> _Description of the task_
Using the records that follow, copy every line containing the word "certificates".

> _Records shown_
******
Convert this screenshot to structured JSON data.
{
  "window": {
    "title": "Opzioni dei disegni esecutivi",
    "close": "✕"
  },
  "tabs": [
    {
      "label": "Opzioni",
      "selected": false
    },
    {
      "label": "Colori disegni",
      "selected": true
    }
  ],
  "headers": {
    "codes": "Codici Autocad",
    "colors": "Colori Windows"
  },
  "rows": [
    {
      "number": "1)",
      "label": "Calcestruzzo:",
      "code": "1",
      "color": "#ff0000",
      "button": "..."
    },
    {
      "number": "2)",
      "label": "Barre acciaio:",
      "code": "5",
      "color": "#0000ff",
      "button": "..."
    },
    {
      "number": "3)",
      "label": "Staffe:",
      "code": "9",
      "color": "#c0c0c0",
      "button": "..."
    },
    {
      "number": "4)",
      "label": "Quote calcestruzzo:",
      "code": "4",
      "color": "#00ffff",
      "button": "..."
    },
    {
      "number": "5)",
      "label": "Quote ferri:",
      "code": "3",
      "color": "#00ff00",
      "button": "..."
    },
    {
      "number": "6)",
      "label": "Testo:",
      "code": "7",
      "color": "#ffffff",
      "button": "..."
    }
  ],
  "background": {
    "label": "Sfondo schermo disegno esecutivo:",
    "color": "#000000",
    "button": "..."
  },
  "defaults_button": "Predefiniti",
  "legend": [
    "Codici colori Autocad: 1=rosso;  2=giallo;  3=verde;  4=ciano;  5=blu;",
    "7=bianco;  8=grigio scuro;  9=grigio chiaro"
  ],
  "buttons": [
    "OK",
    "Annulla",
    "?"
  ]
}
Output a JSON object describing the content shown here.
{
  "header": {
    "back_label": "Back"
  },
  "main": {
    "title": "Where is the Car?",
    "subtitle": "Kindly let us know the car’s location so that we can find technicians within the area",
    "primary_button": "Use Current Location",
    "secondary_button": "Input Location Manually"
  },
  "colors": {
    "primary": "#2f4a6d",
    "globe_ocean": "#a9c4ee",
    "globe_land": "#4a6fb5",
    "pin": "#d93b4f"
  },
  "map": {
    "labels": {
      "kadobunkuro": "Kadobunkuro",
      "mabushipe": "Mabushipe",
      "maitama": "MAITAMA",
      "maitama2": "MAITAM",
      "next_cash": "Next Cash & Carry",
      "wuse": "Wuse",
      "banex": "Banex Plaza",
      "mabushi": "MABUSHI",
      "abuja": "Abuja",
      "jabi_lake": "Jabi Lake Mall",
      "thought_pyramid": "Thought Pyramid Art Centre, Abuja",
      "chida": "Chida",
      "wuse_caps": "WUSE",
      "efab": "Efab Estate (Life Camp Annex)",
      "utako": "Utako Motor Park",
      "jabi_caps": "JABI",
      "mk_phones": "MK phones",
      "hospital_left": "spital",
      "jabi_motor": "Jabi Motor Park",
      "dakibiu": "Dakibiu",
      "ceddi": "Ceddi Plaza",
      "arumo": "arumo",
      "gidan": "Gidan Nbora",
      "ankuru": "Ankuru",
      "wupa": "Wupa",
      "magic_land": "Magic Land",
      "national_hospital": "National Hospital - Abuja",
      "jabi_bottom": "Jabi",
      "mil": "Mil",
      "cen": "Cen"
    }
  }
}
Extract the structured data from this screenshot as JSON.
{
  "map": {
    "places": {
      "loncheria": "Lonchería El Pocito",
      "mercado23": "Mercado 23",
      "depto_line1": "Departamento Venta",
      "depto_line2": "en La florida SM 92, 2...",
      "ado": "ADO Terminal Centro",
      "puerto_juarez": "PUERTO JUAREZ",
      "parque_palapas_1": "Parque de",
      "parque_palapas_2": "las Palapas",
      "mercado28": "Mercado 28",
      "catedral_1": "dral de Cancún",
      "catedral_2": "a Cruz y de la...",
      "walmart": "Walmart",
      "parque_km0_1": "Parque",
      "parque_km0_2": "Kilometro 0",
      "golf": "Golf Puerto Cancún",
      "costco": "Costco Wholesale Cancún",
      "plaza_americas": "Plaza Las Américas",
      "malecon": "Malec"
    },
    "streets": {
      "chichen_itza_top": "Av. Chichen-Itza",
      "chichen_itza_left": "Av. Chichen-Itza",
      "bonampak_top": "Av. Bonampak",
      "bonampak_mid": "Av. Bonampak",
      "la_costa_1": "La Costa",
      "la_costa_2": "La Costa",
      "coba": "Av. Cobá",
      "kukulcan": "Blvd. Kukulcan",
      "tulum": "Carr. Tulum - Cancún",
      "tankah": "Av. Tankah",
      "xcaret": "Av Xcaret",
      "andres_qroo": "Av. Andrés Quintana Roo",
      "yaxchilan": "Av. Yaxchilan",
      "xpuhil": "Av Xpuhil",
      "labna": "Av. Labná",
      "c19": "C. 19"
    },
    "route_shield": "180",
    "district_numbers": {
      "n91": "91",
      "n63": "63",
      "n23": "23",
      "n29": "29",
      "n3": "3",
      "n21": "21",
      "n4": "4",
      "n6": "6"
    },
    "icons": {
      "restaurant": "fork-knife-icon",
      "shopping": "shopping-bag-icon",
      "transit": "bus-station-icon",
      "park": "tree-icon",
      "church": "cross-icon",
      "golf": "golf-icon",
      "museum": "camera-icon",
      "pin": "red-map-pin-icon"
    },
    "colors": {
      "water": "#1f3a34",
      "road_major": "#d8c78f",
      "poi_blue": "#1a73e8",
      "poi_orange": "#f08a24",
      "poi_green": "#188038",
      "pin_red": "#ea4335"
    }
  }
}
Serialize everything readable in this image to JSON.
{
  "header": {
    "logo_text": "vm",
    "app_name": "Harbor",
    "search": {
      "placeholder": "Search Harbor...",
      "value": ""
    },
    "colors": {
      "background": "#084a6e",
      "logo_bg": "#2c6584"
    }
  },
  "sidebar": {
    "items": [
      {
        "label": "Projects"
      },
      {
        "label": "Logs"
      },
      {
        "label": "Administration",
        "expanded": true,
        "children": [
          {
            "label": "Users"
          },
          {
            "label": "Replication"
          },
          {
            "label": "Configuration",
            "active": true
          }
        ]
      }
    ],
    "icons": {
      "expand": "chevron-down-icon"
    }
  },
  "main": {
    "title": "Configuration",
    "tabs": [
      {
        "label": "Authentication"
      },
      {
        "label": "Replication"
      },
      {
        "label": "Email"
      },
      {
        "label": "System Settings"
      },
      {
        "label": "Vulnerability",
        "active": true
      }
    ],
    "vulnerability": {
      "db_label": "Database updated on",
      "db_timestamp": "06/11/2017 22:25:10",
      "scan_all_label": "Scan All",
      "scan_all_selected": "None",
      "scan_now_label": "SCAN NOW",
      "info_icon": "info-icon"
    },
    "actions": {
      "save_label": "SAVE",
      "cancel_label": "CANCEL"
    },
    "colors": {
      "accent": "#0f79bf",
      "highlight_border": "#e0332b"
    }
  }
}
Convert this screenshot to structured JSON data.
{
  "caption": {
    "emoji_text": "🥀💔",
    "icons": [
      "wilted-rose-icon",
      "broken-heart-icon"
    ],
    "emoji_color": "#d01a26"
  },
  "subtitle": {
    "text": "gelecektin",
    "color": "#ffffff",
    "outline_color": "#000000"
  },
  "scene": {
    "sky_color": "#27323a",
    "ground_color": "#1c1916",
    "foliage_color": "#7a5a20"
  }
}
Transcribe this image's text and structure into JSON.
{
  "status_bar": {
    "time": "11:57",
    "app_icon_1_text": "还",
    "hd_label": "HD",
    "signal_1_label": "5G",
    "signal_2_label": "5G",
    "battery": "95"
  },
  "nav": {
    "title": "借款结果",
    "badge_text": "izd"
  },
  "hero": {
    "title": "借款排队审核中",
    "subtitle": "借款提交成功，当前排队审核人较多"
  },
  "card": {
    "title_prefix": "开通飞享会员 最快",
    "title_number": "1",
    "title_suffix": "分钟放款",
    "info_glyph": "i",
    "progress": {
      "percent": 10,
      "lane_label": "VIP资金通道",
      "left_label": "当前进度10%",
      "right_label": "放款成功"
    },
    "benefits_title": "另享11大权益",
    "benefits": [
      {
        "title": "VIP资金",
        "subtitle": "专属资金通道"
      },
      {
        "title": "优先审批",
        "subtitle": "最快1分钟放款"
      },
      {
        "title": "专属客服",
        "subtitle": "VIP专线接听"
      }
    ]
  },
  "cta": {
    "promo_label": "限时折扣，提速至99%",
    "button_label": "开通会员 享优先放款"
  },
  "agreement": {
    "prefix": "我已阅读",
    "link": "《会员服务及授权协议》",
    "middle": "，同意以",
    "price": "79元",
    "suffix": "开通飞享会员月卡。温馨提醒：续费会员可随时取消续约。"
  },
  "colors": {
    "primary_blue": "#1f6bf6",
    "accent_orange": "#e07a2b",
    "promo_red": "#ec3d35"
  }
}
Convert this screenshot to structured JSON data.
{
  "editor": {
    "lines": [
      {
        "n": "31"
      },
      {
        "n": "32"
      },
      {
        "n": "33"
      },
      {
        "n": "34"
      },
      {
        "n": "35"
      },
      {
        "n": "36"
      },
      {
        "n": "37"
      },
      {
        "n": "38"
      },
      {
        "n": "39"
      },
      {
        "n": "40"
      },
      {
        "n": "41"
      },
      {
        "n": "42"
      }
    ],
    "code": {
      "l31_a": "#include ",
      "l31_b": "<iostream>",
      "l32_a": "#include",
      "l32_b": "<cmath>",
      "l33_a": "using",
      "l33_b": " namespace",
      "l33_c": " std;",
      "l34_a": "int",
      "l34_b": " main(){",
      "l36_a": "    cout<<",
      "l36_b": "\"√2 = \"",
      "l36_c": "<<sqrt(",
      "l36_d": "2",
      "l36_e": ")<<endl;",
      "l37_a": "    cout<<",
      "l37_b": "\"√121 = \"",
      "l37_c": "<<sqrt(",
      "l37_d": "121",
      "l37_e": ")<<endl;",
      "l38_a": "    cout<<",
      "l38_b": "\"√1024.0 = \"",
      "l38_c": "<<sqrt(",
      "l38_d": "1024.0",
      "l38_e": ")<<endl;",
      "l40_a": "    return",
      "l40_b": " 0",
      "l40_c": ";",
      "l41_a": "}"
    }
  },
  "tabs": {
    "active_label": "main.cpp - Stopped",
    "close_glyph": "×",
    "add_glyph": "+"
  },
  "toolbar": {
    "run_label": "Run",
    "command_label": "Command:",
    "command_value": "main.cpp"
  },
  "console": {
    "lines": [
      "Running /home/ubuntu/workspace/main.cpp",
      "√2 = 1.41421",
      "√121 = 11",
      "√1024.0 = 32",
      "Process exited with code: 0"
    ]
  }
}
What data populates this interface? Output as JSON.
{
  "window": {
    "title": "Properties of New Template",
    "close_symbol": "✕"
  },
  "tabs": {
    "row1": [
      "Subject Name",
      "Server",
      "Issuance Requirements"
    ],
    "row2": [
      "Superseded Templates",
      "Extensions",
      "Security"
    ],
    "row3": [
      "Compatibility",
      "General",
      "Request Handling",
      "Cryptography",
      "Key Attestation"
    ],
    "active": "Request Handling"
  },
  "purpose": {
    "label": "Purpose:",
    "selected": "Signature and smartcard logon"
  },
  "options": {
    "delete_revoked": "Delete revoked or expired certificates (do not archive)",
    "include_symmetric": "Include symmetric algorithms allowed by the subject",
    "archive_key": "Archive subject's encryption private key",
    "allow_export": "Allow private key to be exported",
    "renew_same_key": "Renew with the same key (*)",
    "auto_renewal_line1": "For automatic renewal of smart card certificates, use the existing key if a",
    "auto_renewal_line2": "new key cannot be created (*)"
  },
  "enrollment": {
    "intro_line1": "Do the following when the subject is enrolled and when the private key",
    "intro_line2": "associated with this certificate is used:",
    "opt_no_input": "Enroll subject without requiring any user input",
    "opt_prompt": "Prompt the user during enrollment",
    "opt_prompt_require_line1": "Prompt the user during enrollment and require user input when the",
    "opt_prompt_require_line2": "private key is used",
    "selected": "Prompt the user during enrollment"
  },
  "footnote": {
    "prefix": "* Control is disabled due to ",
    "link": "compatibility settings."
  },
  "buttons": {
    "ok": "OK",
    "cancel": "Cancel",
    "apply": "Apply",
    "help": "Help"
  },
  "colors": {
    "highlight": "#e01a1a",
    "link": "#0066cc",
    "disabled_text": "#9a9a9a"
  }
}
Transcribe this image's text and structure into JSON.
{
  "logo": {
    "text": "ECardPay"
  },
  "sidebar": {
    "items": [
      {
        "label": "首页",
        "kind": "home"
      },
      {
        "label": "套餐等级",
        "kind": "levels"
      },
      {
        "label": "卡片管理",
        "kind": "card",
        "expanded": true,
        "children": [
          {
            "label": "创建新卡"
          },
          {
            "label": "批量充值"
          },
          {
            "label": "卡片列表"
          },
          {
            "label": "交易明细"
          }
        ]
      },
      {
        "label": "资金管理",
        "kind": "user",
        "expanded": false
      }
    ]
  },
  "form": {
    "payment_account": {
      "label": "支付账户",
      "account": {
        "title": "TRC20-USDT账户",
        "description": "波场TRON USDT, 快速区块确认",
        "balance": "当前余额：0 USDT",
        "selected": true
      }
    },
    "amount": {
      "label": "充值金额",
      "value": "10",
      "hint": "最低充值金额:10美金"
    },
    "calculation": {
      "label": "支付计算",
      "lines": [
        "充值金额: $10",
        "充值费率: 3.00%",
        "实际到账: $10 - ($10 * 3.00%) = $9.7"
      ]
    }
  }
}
******
> _Full answer_
    "delete_revoked": "Delete revoked or expired certificates (do not archive)",
    "auto_renewal_line1": "For automatic renewal of smart card certificates, use the existing key if a",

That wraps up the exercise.